PASSAGE SHOWN:

Braz. J. Biol. vol.71 no.4 São Carlos nov. 2011

http://dx.doi.org/10.1590/S1519-69842011000500004 

ECOLOGY

 

Seasonal study of contamination by metal in water and sediment in a sub-basin in the southeast of Brazil

 

Estudo sazonal da contaminação por metais na água e sedimentos em uma sub-bacia na região sudeste do Brasil

 

 

Chiba, WAC.I, *; Passerini, MD.I, II; Baio, JAF.III; Torres, JC.II; Tundisi, JG.I, II

Iprograma de Pós-Graduação em Ecologia e Recursos Naturais, Universidade Federal de São Carlos- UFSCar, CP 676, CEP 13565-905, São Carlos, SP, Brazil
IIInstituto Internacional de Ecologia, Rua Bento Carlos, 750, CEP 13560-660, São Carlos, SP, Brazil
IIIInstituto de Química, Universidade de São Paulo - USP, Av. Trabalhador São-Carlense, 400, CEP 13560-970, São Carlos, SP, Brazil

 

 


ABSTRACT

The spatial and temporal occurrence of heavy metals (Al, Cd, Pb, Zn, Cr, Co, Cu, Fe, Mn and Ni) in water and sediment samples was investigated in a sub-basin in the southeast of Brazil (São Carlos, SP). All samples were analysed using the USEPA adapted metal method and processed in an atomic absorption spectrophotometer. The discriminant analysis demonstrated that there are significant seasonal differences of metal distribution in the water data, but there are no differences to sediment. The basin studied has high levels of contamination by toxic metals in superficial water and sediment. The superficial water, in the rainy season, presented high levels of Cr, Ni, Pb and Cd, while in the dry season it presented high levels of Zn and Ni. The Principal Component Analysis demonstrated that the season has a huge influence on the levels, types and distribution of metals found in water. The source of contamination was probably diffuse, due to products such as batteries and fluorescent lamps, whose dump discharge can contaminate the bodies of water in the region in the rainy season. Due to fires from the harvest of sugar cane, high levels of Zn were found into the environment, in the dry season.

Keywords: heavy metal, water pollution, sediment pollution.


RESUMO

A ocorrência espacial e temporal de metais pesados (Al, Cd, Pb, Zn, Cr, Co, Cu, Fe, Mn e Ni) nas amostras de água e sedimento foram investigadas em uma sub-bacia do sudeste do Brasil (São Carlos, SP). Todas as amostras foram analisadas através do método de metal USEPA, adaptado e processado por espectrofotômetro de absorção atômica. A análise de Discriminante demonstrou que existem diferenças sazonais significantes na distribuição dos metais na água, mas não existem diferenças para o sedimento. A água superficial, na estação chuvosa, apresentou altos índices de Cr, Ni, Pb e Cd, enquanto na estação seca apresentou altos índices de Zn e Ni. A Análise de Componente Principal demonstrou que as estações do ano têm uma enorme influência no nível, no tipo e na distribuição dos metais encontrados na água. A fonte de contaminação foi provavelmente difusa devido a produtos como baterias e lâmpadas fluorescentes, cuja descarga nos lixões pode contaminar os corpos de água da região na estação chuvosa. Devido a queimadas provenientes da colheita de cana-de-açúcar, altos níveis de Zn foram encontrados no ambiente na estação de seca.

Palavras-chave: metal pesado, poluição da água, poluição do sedimento.

PROVIDED MATERIAL:

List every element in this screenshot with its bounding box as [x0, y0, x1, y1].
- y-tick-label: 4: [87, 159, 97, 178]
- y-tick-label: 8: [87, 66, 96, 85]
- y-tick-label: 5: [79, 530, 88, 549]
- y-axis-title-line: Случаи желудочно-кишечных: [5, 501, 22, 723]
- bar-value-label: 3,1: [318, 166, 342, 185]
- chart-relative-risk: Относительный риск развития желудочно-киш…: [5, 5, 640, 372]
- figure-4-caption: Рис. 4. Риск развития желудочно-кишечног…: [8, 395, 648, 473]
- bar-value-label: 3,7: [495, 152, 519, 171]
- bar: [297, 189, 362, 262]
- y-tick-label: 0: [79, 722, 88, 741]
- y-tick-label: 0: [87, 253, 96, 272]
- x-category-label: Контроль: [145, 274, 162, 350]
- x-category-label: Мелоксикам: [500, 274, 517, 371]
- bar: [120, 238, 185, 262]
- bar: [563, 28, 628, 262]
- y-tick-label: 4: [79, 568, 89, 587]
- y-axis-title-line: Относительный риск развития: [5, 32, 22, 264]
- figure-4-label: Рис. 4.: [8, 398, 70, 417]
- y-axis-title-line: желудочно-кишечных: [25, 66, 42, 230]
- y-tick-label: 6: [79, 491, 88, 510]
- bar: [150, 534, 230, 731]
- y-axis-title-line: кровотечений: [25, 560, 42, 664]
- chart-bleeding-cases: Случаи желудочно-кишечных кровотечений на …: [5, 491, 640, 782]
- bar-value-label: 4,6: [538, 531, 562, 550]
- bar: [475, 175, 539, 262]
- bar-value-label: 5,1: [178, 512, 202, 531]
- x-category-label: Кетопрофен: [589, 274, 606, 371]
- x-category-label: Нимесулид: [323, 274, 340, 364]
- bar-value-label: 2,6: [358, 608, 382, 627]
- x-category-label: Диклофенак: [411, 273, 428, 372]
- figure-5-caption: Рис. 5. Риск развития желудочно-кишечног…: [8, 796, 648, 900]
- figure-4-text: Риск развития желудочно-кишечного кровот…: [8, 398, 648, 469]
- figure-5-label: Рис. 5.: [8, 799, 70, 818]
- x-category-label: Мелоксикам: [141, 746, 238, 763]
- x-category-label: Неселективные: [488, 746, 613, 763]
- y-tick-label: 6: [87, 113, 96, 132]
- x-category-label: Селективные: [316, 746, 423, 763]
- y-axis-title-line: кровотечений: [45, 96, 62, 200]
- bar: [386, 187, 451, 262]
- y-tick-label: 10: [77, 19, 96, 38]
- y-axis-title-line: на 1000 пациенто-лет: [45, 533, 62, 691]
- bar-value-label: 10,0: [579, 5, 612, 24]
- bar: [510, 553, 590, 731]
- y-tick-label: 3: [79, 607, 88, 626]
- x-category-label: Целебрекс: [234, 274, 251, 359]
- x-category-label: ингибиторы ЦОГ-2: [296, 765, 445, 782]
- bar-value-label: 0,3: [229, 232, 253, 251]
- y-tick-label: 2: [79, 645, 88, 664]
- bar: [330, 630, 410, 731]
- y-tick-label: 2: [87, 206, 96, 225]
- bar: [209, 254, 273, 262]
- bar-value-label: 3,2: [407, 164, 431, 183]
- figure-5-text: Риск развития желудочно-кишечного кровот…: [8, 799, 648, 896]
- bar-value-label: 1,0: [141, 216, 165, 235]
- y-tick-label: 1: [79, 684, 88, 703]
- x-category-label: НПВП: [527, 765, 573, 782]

TASK SET:
1 > According to the passage on metal contamination in a Brazilian sub-basin, which metals did the surface water show at high levels in the dry season?
2 > For each statement, say whether it agrees with the passage on metal contamination in a Brazilian sub-basin, and quote the words of the passage that decide it.
(a) The discriminant analysis found significant seasonal differences in metal distribution in the sediment.
(b) The samples were processed in an atomic absorption spectrophotometer.
(c) The high Zn levels in the dry season were attributed to fires from the sugar cane harvest.
3 > Write the next part of the passage on metal contamination in a Brazilian sub-basin, starting after its last line.

EXPECTED RESPONSES:
1 > Zn and Ni.

2 >
(a) No: "there are significant seasonal differences of metal distribution in the water data, but there are no differences to sediment."
(b) Yes: "processed in an atomic absorption spectrophotometer."
(c) Yes: "Due to fires from the harvest of sugar cane, high levels of Zn were found into the environment, in the dry season."

3 >
1. Introduction

Water is a vital element to living organisms and its inadequate use for different purposes has caused several problems both to quality and amount of this resource. Also, due to exponential increase in water demand and water quality deterioration because of lack of domestic and industrial effluent treatment, water started to be considered a limited resource, being the main cause for concern in different scales, from local to global (Tundisi, 2003).

Pollutants, when introduced to an aquatic system, present a heterogeneous behaviour, and they can be toxic just by their presence or by degradation process. Pollutants can release compounds, which assimilated by organisms, can interfere in physiologic processes, such as reproductive aspects, survival and, consequently, changing the population structure (Boudou and Ribeyre, 1989; Doi et al., 2007). Although adverse health effects of heavy metals have been known for a long time, exposure to heavy metals continues and is even increasing in some areas (Järup, 2003).

Metals in natural water can play an important role in the biological functioning of many organisms. Some metals, depending on the way they are distributed in water, can present a high toxicity level to living organisms, while others are considered essential, such as Fe, Al, Zn. However, even essential metal can be toxic if in large concentration (Templeton et al., 2000).

Industrial activities refine metallic minerals, use metals as raw material for their products or dispose sub-products in their processes. Foundries, electroplating, automobile and paper industry, use and discard high amount of metals such as cadmium, lead, copper, nickel and zinc (Peláez-Rodríguez, 2001; Järup, 2003). Pesticides and fertilisers used in agricultural areas have large amounts of Cu. Fires from the harvest of sugar cane release high levels of Zn into the environment (Ziolli, 1995). The deposit of household, industrial and health care waste, without a prior geological and hydrological study, emphasizes the possibility of soil, aquifers and surface water contamination.

According to IPT (1995), solid waste disposal can be done in three ways: in dumps (simply dumping of waste on the ground), at controlled landfills (disposal of waste on the ground with a degree of control, compression and coating) and landfills (waste placement associated with engineering works, independently and safely in the least space as possible). Velozo (2006) showed environmental pollution in the city of São Carlos because of the presence of a closed dump, located in the basin of the Feijão river.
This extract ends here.